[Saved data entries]
========================

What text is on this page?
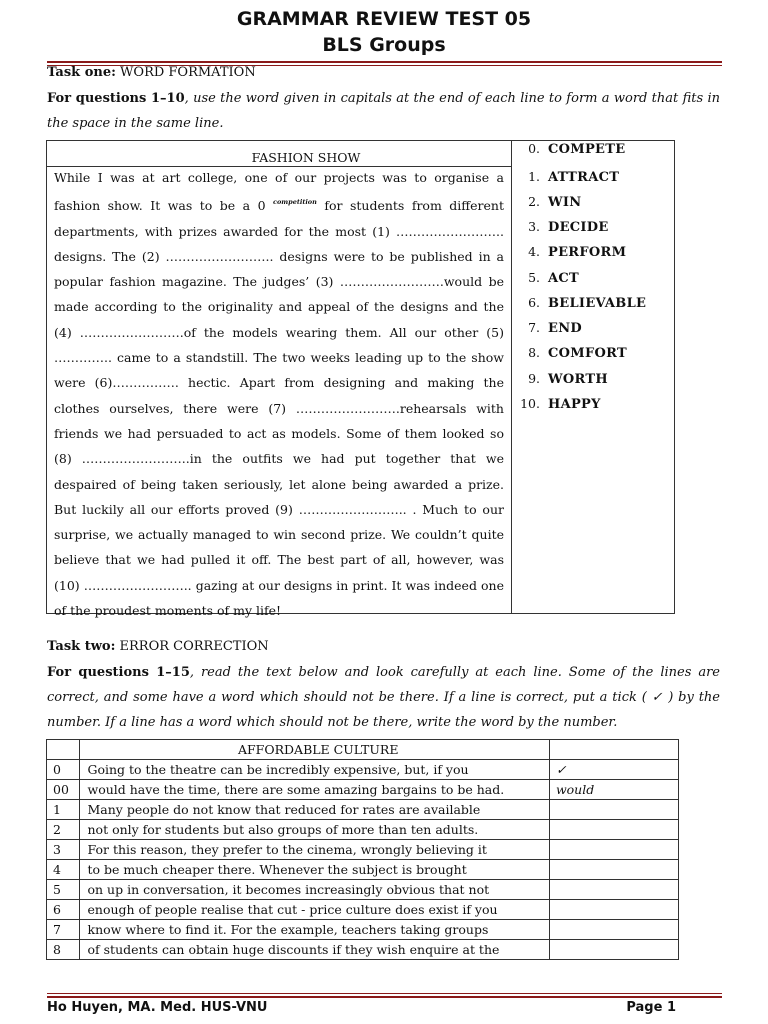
GRAMMAR REVIEW TEST 05
BLS Groups
Task one: WORD FORMATION
For questions 1–10, use the word given in capitals at the end of each line to form a word that fits in the space in the same line.
FASHION SHOW
While I was at art college, one of our projects was to organise a fashion show. It was to be a 0 $^{competition}$ for students from different departments, with prizes awarded for the most (1) …………………….. designs. The (2) …………………….. designs were to be published in a popular fashion magazine. The judges’ (3) …………………….would be made according to the originality and appeal of the designs and the (4) …………………….of the models wearing them. All our other (5) ………….. came to a standstill. The two weeks leading up to the show were (6)……………. hectic. Apart from designing and making the clothes ourselves, there were (7) …………………….rehearsals with friends we had persuaded to act as models. Some of them looked so (8) ……………………..in the outfits we had put together that we despaired of being taken seriously, let alone being awarded a prize. But luckily all our efforts proved (9) …………………….. . Much to our surprise, we actually managed to win second prize. We couldn’t quite believe that we had pulled it off. The best part of all, however, was (10) …………………….. gazing at our designs in print. It was indeed one of the proudest moments of my life!
0. COMPETE
1. ATTRACT
2. WIN
3. DECIDE
4. PERFORM
5. ACT
6. BELIEVABLE
7. END
8. COMFORT
9. WORTH
10. HAPPY
Task two: ERROR CORRECTION
For questions 1–15, read the text below and look carefully at each line. Some of the lines are correct, and some have a word which should not be there. If a line is correct, put a tick ( ✓ ) by the number. If a line has a word which should not be there, write the word by the number.
	AFFORDABLE CULTURE	
0	Going to the theatre can be incredibly expensive, but, if you	✓
00	would have the time, there are some amazing bargains to be had.	would
1	Many people do not know that reduced for rates are available	
2	not only for students but also groups of more than ten adults.	
3	For this reason, they prefer to the cinema, wrongly believing it	
4	to be much cheaper there. Whenever the subject is brought	
5	on up in conversation, it becomes increasingly obvious that not	
6	enough of people realise that cut - price culture does exist if you	
7	know where to find it. For the example, teachers taking groups	
8	of students can obtain huge discounts if they wish enquire at the	
Ho Huyen, MA. Med. HUS-VNU	Page 1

========================

[What is expected]: Reproduce each record above by retyping it exactly; omit all images.

[Full response]:
What text is on this page?
GRAMMAR REVIEW TEST 05
BLS Groups
Task one: WORD FORMATION
For questions 1–10, use the word given in capitals at the end of each line to form a word that fits in the space in the same line.
FASHION SHOW
While I was at art college, one of our projects was to organise a fashion show. It was to be a 0 $^{competition}$ for students from different departments, with prizes awarded for the most (1) …………………….. designs. The (2) …………………….. designs were to be published in a popular fashion magazine. The judges’ (3) …………………….would be made according to the originality and appeal of the designs and the (4) …………………….of the models wearing them. All our other (5) ………….. came to a standstill. The two weeks leading up to the show were (6)……………. hectic. Apart from designing and making the clothes ourselves, there were (7) …………………….rehearsals with friends we had persuaded to act as models. Some of them looked so (8) ……………………..in the outfits we had put together that we despaired of being taken seriously, let alone being awarded a prize. But luckily all our efforts proved (9) …………………….. . Much to our surprise, we actually managed to win second prize. We couldn’t quite believe that we had pulled it off. The best part of all, however, was (10) …………………….. gazing at our designs in print. It was indeed one of the proudest moments of my life!
0. COMPETE
1. ATTRACT
2. WIN
3. DECIDE
4. PERFORM
5. ACT
6. BELIEVABLE
7. END
8. COMFORT
9. WORTH
10. HAPPY
Task two: ERROR CORRECTION
For questions 1–15, read the text below and look carefully at each line. Some of the lines are correct, and some have a word which should not be there. If a line is correct, put a tick ( ✓ ) by the number. If a line has a word which should not be there, write the word by the number.
	AFFORDABLE CULTURE	
0	Going to the theatre can be incredibly expensive, but, if you	✓
00	would have the time, there are some amazing bargains to be had.	would
1	Many people do not know that reduced for rates are available	
2	not only for students but also groups of more than ten adults.	
3	For this reason, they prefer to the cinema, wrongly believing it	
4	to be much cheaper there. Whenever the subject is brought	
5	on up in conversation, it becomes increasingly obvious that not	
6	enough of people realise that cut - price culture does exist if you	
7	know where to find it. For the example, teachers taking groups	
8	of students can obtain huge discounts if they wish enquire at the	
Ho Huyen, MA. Med. HUS-VNU	Page 1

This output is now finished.